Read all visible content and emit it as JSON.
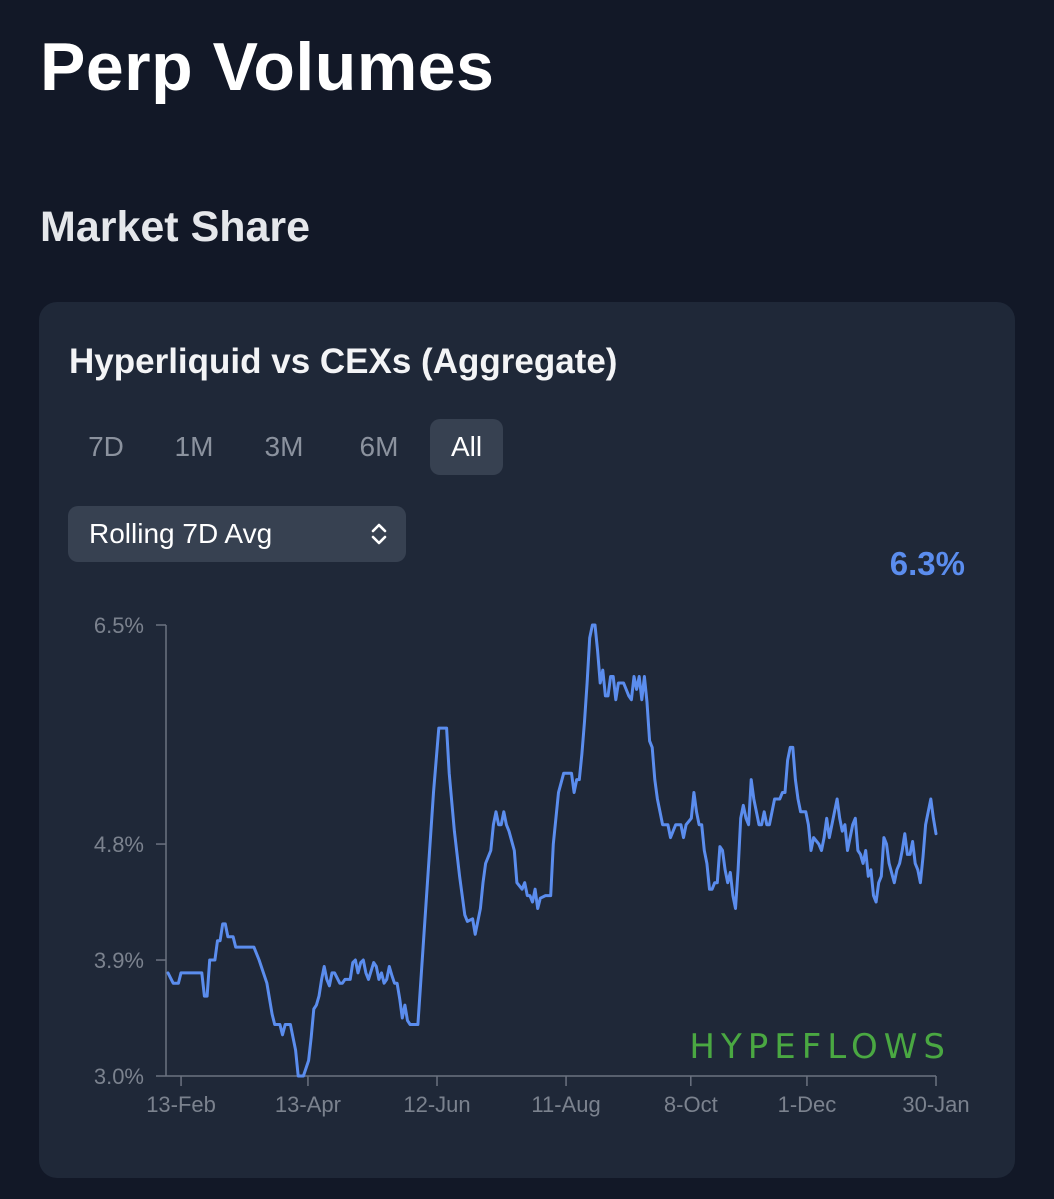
{
  "header": {
    "title": "Perp Volumes",
    "section": "Market Share"
  },
  "card": {
    "title": "Hyperliquid vs CEXs (Aggregate)",
    "range_tabs": [
      {
        "label": "7D",
        "active": false
      },
      {
        "label": "1M",
        "active": false
      },
      {
        "label": "3M",
        "active": false
      },
      {
        "label": "6M",
        "active": false
      },
      {
        "label": "All",
        "active": true
      }
    ],
    "select": {
      "value": "Rolling 7D Avg"
    },
    "current_value": "6.3%",
    "watermark": "HYPEFLOWS"
  },
  "colors": {
    "background": "#121827",
    "card": "#1f2838",
    "line": "#5b8dee",
    "watermark": "#4aa842"
  },
  "chart_data": {
    "type": "line",
    "title": "Hyperliquid vs CEXs (Aggregate)",
    "series_name": "",
    "ylim": [
      3.0,
      6.5
    ],
    "y_ticks": [
      {
        "value": 3.0,
        "label": "3.0%"
      },
      {
        "value": 3.9,
        "label": "3.9%"
      },
      {
        "value": 4.8,
        "label": "4.8%"
      },
      {
        "value": 6.5,
        "label": "6.5%"
      }
    ],
    "x_ticks": [
      {
        "day": 7,
        "label": "13-Feb"
      },
      {
        "day": 66,
        "label": "13-Apr"
      },
      {
        "day": 126,
        "label": "12-Jun"
      },
      {
        "day": 186,
        "label": "11-Aug"
      },
      {
        "day": 244,
        "label": "8-Oct"
      },
      {
        "day": 298,
        "label": "1-Dec"
      },
      {
        "day": 358,
        "label": "30-Jan"
      }
    ],
    "x_unit": "day",
    "x_range": [
      0,
      358
    ],
    "points": [
      [
        0,
        3.8
      ],
      [
        2,
        3.72
      ],
      [
        4,
        3.72
      ],
      [
        5,
        3.8
      ],
      [
        8,
        3.8
      ],
      [
        13,
        3.8
      ],
      [
        14,
        3.62
      ],
      [
        15,
        3.62
      ],
      [
        16,
        3.9
      ],
      [
        18,
        3.9
      ],
      [
        19,
        4.05
      ],
      [
        20,
        4.05
      ],
      [
        21,
        4.18
      ],
      [
        22,
        4.18
      ],
      [
        23,
        4.08
      ],
      [
        25,
        4.08
      ],
      [
        26,
        4.0
      ],
      [
        29,
        4.0
      ],
      [
        33,
        4.0
      ],
      [
        35,
        3.9
      ],
      [
        38,
        3.72
      ],
      [
        39,
        3.6
      ],
      [
        40,
        3.48
      ],
      [
        41,
        3.4
      ],
      [
        43,
        3.4
      ],
      [
        44,
        3.32
      ],
      [
        45,
        3.4
      ],
      [
        47,
        3.4
      ],
      [
        49,
        3.2
      ],
      [
        50,
        3.0
      ],
      [
        52,
        3.0
      ],
      [
        54,
        3.12
      ],
      [
        55,
        3.3
      ],
      [
        56,
        3.52
      ],
      [
        57,
        3.55
      ],
      [
        58,
        3.62
      ],
      [
        59,
        3.75
      ],
      [
        60,
        3.85
      ],
      [
        61,
        3.75
      ],
      [
        62,
        3.7
      ],
      [
        63,
        3.8
      ],
      [
        64,
        3.8
      ],
      [
        66,
        3.72
      ],
      [
        67,
        3.72
      ],
      [
        68,
        3.75
      ],
      [
        70,
        3.75
      ],
      [
        71,
        3.88
      ],
      [
        72,
        3.9
      ],
      [
        73,
        3.8
      ],
      [
        74,
        3.88
      ],
      [
        75,
        3.9
      ],
      [
        76,
        3.8
      ],
      [
        77,
        3.75
      ],
      [
        79,
        3.88
      ],
      [
        80,
        3.85
      ],
      [
        81,
        3.75
      ],
      [
        82,
        3.8
      ],
      [
        83,
        3.72
      ],
      [
        84,
        3.75
      ],
      [
        85,
        3.85
      ],
      [
        86,
        3.78
      ],
      [
        87,
        3.72
      ],
      [
        88,
        3.72
      ],
      [
        89,
        3.6
      ],
      [
        90,
        3.45
      ],
      [
        91,
        3.55
      ],
      [
        92,
        3.43
      ],
      [
        93,
        3.4
      ],
      [
        96,
        3.4
      ],
      [
        98,
        4.0
      ],
      [
        100,
        4.6
      ],
      [
        102,
        5.2
      ],
      [
        104,
        5.7
      ],
      [
        107,
        5.7
      ],
      [
        108,
        5.35
      ],
      [
        110,
        4.9
      ],
      [
        112,
        4.55
      ],
      [
        114,
        4.25
      ],
      [
        115,
        4.2
      ],
      [
        117,
        4.22
      ],
      [
        118,
        4.1
      ],
      [
        120,
        4.3
      ],
      [
        121,
        4.5
      ],
      [
        122,
        4.65
      ],
      [
        124,
        4.75
      ],
      [
        125,
        4.95
      ],
      [
        126,
        5.05
      ],
      [
        127,
        4.95
      ],
      [
        128,
        4.95
      ],
      [
        129,
        5.05
      ],
      [
        130,
        4.95
      ],
      [
        131,
        4.9
      ],
      [
        133,
        4.75
      ],
      [
        134,
        4.5
      ],
      [
        136,
        4.45
      ],
      [
        137,
        4.5
      ],
      [
        138,
        4.4
      ],
      [
        139,
        4.4
      ],
      [
        140,
        4.35
      ],
      [
        141,
        4.45
      ],
      [
        142,
        4.3
      ],
      [
        143,
        4.38
      ],
      [
        145,
        4.4
      ],
      [
        147,
        4.4
      ],
      [
        148,
        4.8
      ],
      [
        150,
        5.2
      ],
      [
        152,
        5.35
      ],
      [
        155,
        5.35
      ],
      [
        156,
        5.2
      ],
      [
        157,
        5.3
      ],
      [
        158,
        5.3
      ],
      [
        159,
        5.5
      ],
      [
        160,
        5.75
      ],
      [
        161,
        6.05
      ],
      [
        162,
        6.4
      ],
      [
        163,
        6.5
      ],
      [
        164,
        6.5
      ],
      [
        165,
        6.3
      ],
      [
        166,
        6.05
      ],
      [
        167,
        6.15
      ],
      [
        168,
        5.95
      ],
      [
        169,
        5.95
      ],
      [
        170,
        6.1
      ],
      [
        171,
        6.1
      ],
      [
        172,
        5.92
      ],
      [
        173,
        6.05
      ],
      [
        175,
        6.05
      ],
      [
        177,
        5.95
      ],
      [
        178,
        5.92
      ],
      [
        179,
        6.1
      ],
      [
        180,
        6.0
      ],
      [
        181,
        6.1
      ],
      [
        182,
        5.92
      ],
      [
        183,
        6.1
      ],
      [
        184,
        5.9
      ],
      [
        185,
        5.6
      ],
      [
        186,
        5.55
      ],
      [
        187,
        5.3
      ],
      [
        188,
        5.15
      ],
      [
        189,
        5.05
      ],
      [
        190,
        4.95
      ],
      [
        192,
        4.95
      ],
      [
        193,
        4.85
      ],
      [
        195,
        4.95
      ],
      [
        197,
        4.95
      ],
      [
        198,
        4.85
      ],
      [
        199,
        4.95
      ],
      [
        201,
        5.0
      ],
      [
        202,
        5.2
      ],
      [
        203,
        5.05
      ],
      [
        204,
        4.95
      ],
      [
        205,
        4.95
      ],
      [
        206,
        4.75
      ],
      [
        207,
        4.65
      ],
      [
        208,
        4.45
      ],
      [
        209,
        4.45
      ],
      [
        210,
        4.5
      ],
      [
        211,
        4.5
      ],
      [
        212,
        4.78
      ],
      [
        213,
        4.75
      ],
      [
        214,
        4.6
      ],
      [
        215,
        4.5
      ],
      [
        216,
        4.58
      ],
      [
        217,
        4.4
      ],
      [
        218,
        4.3
      ],
      [
        219,
        4.6
      ],
      [
        220,
        5.0
      ],
      [
        221,
        5.1
      ],
      [
        222,
        5.0
      ],
      [
        223,
        4.95
      ],
      [
        224,
        5.3
      ],
      [
        225,
        5.15
      ],
      [
        226,
        5.05
      ],
      [
        227,
        4.95
      ],
      [
        228,
        4.95
      ],
      [
        229,
        5.05
      ],
      [
        230,
        4.95
      ],
      [
        231,
        4.95
      ],
      [
        232,
        5.05
      ],
      [
        233,
        5.15
      ],
      [
        235,
        5.15
      ],
      [
        236,
        5.2
      ],
      [
        237,
        5.2
      ],
      [
        238,
        5.45
      ],
      [
        239,
        5.55
      ],
      [
        240,
        5.55
      ],
      [
        241,
        5.3
      ],
      [
        242,
        5.15
      ],
      [
        243,
        5.05
      ],
      [
        245,
        5.05
      ],
      [
        246,
        4.95
      ],
      [
        247,
        4.75
      ],
      [
        248,
        4.85
      ],
      [
        250,
        4.8
      ],
      [
        251,
        4.75
      ],
      [
        252,
        4.85
      ],
      [
        253,
        5.0
      ],
      [
        254,
        4.85
      ],
      [
        255,
        4.95
      ],
      [
        256,
        5.05
      ],
      [
        257,
        5.15
      ],
      [
        258,
        5.0
      ],
      [
        259,
        4.9
      ],
      [
        260,
        4.95
      ],
      [
        261,
        4.75
      ],
      [
        263,
        4.95
      ],
      [
        264,
        5.0
      ],
      [
        265,
        4.75
      ],
      [
        266,
        4.72
      ],
      [
        267,
        4.65
      ],
      [
        268,
        4.75
      ],
      [
        269,
        4.55
      ],
      [
        270,
        4.6
      ],
      [
        271,
        4.4
      ],
      [
        272,
        4.35
      ],
      [
        273,
        4.5
      ],
      [
        274,
        4.55
      ],
      [
        275,
        4.85
      ],
      [
        276,
        4.8
      ],
      [
        277,
        4.65
      ],
      [
        279,
        4.5
      ],
      [
        280,
        4.6
      ],
      [
        281,
        4.65
      ],
      [
        282,
        4.75
      ],
      [
        283,
        4.88
      ],
      [
        284,
        4.72
      ],
      [
        285,
        4.72
      ],
      [
        286,
        4.82
      ],
      [
        287,
        4.65
      ],
      [
        288,
        4.6
      ],
      [
        289,
        4.5
      ],
      [
        290,
        4.7
      ],
      [
        291,
        4.95
      ],
      [
        292,
        5.05
      ],
      [
        293,
        5.15
      ],
      [
        294,
        5.0
      ],
      [
        295,
        4.88
      ]
    ]
  }
}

........

Which lines of the material contain the string "watermark"? List each of them.

### THE OUTPUT
    "watermark": "HYPEFLOWS"
    "watermark": "#4aa842"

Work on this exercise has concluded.